In the records that follow, locate every line with "ΜΕΘΟΔΟΙ" and extract it.

[Dataset entries]
════════════════

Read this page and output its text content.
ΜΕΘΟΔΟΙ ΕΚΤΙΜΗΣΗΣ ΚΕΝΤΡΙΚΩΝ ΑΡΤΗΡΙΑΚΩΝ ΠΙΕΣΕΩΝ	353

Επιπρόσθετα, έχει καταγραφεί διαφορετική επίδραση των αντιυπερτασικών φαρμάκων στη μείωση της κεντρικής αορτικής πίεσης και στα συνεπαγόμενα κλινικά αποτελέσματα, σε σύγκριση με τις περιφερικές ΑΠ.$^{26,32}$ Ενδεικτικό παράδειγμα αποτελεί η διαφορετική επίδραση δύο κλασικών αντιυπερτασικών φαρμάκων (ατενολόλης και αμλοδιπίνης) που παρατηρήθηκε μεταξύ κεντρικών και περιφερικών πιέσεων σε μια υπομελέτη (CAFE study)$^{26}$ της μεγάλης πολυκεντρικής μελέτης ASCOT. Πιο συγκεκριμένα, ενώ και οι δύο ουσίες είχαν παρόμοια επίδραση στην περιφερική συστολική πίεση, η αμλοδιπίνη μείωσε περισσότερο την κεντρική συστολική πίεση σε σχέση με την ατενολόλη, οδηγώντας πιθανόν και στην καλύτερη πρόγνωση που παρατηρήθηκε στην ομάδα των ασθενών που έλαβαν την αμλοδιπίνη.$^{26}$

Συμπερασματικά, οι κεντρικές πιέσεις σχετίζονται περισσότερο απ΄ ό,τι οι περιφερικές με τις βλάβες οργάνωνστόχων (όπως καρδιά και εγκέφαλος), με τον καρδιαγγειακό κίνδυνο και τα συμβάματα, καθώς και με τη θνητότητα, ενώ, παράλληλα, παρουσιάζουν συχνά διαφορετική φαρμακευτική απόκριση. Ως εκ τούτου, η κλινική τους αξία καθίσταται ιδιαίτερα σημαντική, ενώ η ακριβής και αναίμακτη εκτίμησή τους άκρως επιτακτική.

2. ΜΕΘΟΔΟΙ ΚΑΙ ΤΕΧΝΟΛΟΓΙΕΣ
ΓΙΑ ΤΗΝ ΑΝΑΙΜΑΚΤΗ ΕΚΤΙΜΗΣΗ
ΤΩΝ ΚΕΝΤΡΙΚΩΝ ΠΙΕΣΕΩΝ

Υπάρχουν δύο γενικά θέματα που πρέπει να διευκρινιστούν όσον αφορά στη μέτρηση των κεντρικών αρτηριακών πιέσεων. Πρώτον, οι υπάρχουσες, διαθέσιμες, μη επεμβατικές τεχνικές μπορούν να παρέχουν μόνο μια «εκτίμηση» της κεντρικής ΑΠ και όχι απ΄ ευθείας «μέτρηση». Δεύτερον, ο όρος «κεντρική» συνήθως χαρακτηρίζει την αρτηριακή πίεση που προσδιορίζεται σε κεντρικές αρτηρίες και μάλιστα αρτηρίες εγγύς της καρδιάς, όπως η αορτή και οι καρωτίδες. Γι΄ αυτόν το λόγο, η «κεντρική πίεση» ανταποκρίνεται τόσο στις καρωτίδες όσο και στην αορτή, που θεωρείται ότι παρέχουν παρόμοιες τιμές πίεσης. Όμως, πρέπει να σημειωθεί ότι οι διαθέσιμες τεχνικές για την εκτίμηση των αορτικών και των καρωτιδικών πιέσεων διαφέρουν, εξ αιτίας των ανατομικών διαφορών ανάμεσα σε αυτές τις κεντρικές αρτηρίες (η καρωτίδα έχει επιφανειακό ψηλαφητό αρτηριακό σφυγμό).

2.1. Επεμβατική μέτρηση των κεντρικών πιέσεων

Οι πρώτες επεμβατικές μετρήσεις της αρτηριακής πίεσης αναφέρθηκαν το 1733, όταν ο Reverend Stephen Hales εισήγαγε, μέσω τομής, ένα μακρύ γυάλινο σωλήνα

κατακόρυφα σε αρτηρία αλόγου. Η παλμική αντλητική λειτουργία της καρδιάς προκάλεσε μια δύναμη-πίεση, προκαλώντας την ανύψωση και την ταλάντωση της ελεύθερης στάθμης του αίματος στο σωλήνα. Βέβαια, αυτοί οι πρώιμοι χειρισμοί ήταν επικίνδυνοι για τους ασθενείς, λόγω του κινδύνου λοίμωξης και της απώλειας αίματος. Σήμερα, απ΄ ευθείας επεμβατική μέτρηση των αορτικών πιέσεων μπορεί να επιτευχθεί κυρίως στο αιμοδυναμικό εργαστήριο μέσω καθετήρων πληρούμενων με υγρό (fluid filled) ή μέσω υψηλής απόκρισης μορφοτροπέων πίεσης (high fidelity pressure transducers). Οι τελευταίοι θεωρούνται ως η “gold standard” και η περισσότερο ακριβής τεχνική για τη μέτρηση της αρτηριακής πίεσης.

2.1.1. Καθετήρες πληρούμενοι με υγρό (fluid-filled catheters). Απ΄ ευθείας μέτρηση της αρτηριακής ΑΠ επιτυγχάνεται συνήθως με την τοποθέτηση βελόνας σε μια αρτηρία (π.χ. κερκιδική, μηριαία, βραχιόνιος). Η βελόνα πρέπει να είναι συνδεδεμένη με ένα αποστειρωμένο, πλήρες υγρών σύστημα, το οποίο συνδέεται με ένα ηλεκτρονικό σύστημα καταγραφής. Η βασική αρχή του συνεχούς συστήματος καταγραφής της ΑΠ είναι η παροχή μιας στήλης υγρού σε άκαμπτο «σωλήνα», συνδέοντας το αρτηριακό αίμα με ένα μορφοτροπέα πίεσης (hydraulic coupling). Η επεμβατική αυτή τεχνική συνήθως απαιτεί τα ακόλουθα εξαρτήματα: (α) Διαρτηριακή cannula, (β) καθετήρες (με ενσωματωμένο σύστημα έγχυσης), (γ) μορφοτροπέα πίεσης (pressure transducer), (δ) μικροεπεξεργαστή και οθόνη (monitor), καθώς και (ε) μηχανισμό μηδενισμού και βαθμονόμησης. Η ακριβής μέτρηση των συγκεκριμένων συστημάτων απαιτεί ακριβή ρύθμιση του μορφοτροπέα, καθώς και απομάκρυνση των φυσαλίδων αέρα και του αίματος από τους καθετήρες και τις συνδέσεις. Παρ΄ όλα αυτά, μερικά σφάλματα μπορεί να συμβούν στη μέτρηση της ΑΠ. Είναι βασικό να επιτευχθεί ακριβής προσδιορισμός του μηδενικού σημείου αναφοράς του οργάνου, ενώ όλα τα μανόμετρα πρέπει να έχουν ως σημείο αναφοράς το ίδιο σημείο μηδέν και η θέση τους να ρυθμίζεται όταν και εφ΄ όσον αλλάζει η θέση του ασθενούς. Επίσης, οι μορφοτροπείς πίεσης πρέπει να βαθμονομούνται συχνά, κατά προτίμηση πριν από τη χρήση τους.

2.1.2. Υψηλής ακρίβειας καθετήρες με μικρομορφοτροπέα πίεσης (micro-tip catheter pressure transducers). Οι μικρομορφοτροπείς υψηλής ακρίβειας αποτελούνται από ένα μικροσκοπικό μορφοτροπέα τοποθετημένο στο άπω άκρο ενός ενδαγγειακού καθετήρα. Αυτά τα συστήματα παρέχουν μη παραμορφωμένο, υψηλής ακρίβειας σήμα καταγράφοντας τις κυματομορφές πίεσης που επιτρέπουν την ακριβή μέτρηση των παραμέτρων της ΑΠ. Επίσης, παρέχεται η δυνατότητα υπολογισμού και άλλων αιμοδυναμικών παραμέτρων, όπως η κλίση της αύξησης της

════════════════

— EXPECTED ANSWER —
ΜΕΘΟΔΟΙ ΕΚΤΙΜΗΣΗΣ ΚΕΝΤΡΙΚΩΝ ΑΡΤΗΡΙΑΚΩΝ ΠΙΕΣΕΩΝ	353
2. ΜΕΘΟΔΟΙ ΚΑΙ ΤΕΧΝΟΛΟΓΙΕΣ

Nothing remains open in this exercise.